BRIEF | Which lines include the word "this"? Copy each of them.

EXERCISE MATERIAL |
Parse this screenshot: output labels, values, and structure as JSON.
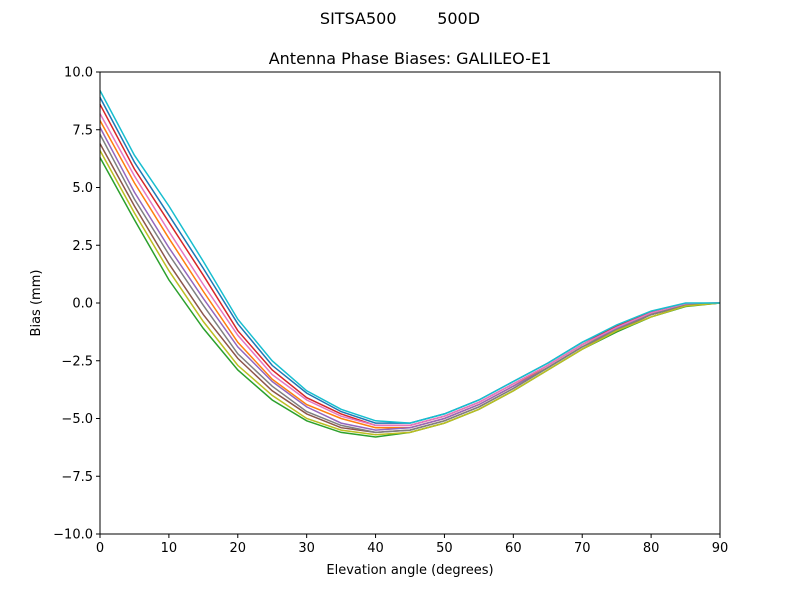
{
  "chart_data": {
    "type": "line",
    "suptitle": "SITSA500        500D",
    "title": "Antenna Phase Biases: GALILEO-E1",
    "xlabel": "Elevation angle (degrees)",
    "ylabel": "Bias (mm)",
    "xlim": [
      0,
      90
    ],
    "ylim": [
      -10,
      10
    ],
    "grid": false,
    "xticks": [
      0,
      10,
      20,
      30,
      40,
      50,
      60,
      70,
      80,
      90
    ],
    "xtick_labels": [
      "0",
      "10",
      "20",
      "30",
      "40",
      "50",
      "60",
      "70",
      "80",
      "90"
    ],
    "yticks": [
      -10,
      -7.5,
      -5,
      -2.5,
      0,
      2.5,
      5,
      7.5,
      10
    ],
    "ytick_labels": [
      "−10.0",
      "−7.5",
      "−5.0",
      "−2.5",
      "0.0",
      "2.5",
      "5.0",
      "7.5",
      "10.0"
    ],
    "x": [
      0,
      5,
      10,
      15,
      20,
      25,
      30,
      35,
      40,
      45,
      50,
      55,
      60,
      65,
      70,
      75,
      80,
      85,
      90
    ],
    "colors": [
      "#1f77b4",
      "#ff7f0e",
      "#2ca02c",
      "#d62728",
      "#9467bd",
      "#8c564b",
      "#e377c2",
      "#7f7f7f",
      "#bcbd22",
      "#17becf"
    ],
    "series": [
      {
        "values": [
          8.9,
          6.1,
          3.8,
          1.5,
          -0.9,
          -2.7,
          -3.9,
          -4.7,
          -5.2,
          -5.2,
          -4.8,
          -4.2,
          -3.4,
          -2.6,
          -1.7,
          -1.0,
          -0.38,
          -0.02,
          0
        ]
      },
      {
        "values": [
          7.9,
          5.2,
          2.8,
          0.5,
          -1.7,
          -3.3,
          -4.4,
          -5.0,
          -5.4,
          -5.4,
          -5.0,
          -4.4,
          -3.6,
          -2.7,
          -1.8,
          -1.1,
          -0.46,
          -0.07,
          0
        ]
      },
      {
        "values": [
          6.3,
          3.6,
          1.0,
          -1.1,
          -2.9,
          -4.2,
          -5.1,
          -5.6,
          -5.8,
          -5.6,
          -5.2,
          -4.6,
          -3.8,
          -2.9,
          -2.0,
          -1.25,
          -0.6,
          -0.15,
          0
        ]
      },
      {
        "values": [
          8.6,
          5.8,
          3.5,
          1.2,
          -1.2,
          -2.9,
          -4.1,
          -4.8,
          -5.3,
          -5.3,
          -4.9,
          -4.3,
          -3.5,
          -2.7,
          -1.8,
          -1.0,
          -0.4,
          -0.03,
          0
        ]
      },
      {
        "values": [
          7.6,
          4.8,
          2.4,
          0.2,
          -1.9,
          -3.4,
          -4.5,
          -5.2,
          -5.5,
          -5.4,
          -5.0,
          -4.4,
          -3.6,
          -2.8,
          -1.9,
          -1.1,
          -0.5,
          -0.08,
          0
        ]
      },
      {
        "values": [
          6.9,
          4.2,
          1.7,
          -0.5,
          -2.4,
          -3.8,
          -4.8,
          -5.4,
          -5.6,
          -5.5,
          -5.1,
          -4.5,
          -3.7,
          -2.8,
          -1.9,
          -1.2,
          -0.5,
          -0.12,
          0
        ]
      },
      {
        "values": [
          8.2,
          5.5,
          3.1,
          0.8,
          -1.4,
          -3.1,
          -4.2,
          -4.9,
          -5.3,
          -5.3,
          -4.9,
          -4.3,
          -3.5,
          -2.7,
          -1.8,
          -1.05,
          -0.43,
          -0.05,
          0
        ]
      },
      {
        "values": [
          7.3,
          4.5,
          2.1,
          -0.1,
          -2.2,
          -3.6,
          -4.7,
          -5.3,
          -5.6,
          -5.5,
          -5.1,
          -4.5,
          -3.7,
          -2.8,
          -1.9,
          -1.15,
          -0.5,
          -0.1,
          0
        ]
      },
      {
        "values": [
          6.6,
          3.9,
          1.4,
          -0.8,
          -2.7,
          -4.0,
          -5.0,
          -5.5,
          -5.7,
          -5.6,
          -5.2,
          -4.6,
          -3.8,
          -2.9,
          -2.0,
          -1.2,
          -0.6,
          -0.13,
          0
        ]
      },
      {
        "values": [
          9.2,
          6.4,
          4.2,
          1.8,
          -0.7,
          -2.5,
          -3.8,
          -4.6,
          -5.1,
          -5.2,
          -4.8,
          -4.2,
          -3.4,
          -2.6,
          -1.7,
          -0.95,
          -0.35,
          0,
          0
        ]
      }
    ]
  }
}
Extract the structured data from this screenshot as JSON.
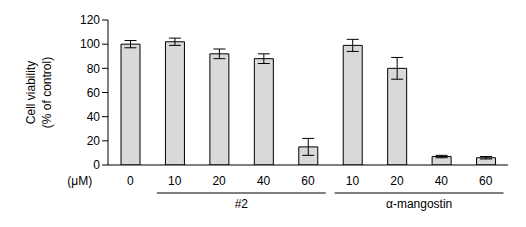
{
  "chart_data": {
    "type": "bar",
    "y_label": "Cell viability\n(% of control)",
    "x_label": "(μM)",
    "categories": [
      "0",
      "10",
      "20",
      "40",
      "60",
      "10",
      "20",
      "40",
      "60"
    ],
    "values": [
      100,
      102,
      92,
      88,
      15,
      99,
      80,
      7,
      6
    ],
    "errors": [
      3,
      3,
      4,
      4,
      7,
      5,
      9,
      1,
      1
    ],
    "groups": [
      {
        "label": "#2",
        "start": 1,
        "end": 4
      },
      {
        "label": "α-mangostin",
        "start": 5,
        "end": 8
      }
    ],
    "color": "#d9d9d9",
    "ylim": [
      0,
      120
    ],
    "yticks": [
      0,
      20,
      40,
      60,
      80,
      100,
      120
    ],
    "grid": false
  }
}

ANSWER BELOW |
Parse this screenshot: output labels, values, and structure as JSON.
Extract the structured data from this screenshot as JSON.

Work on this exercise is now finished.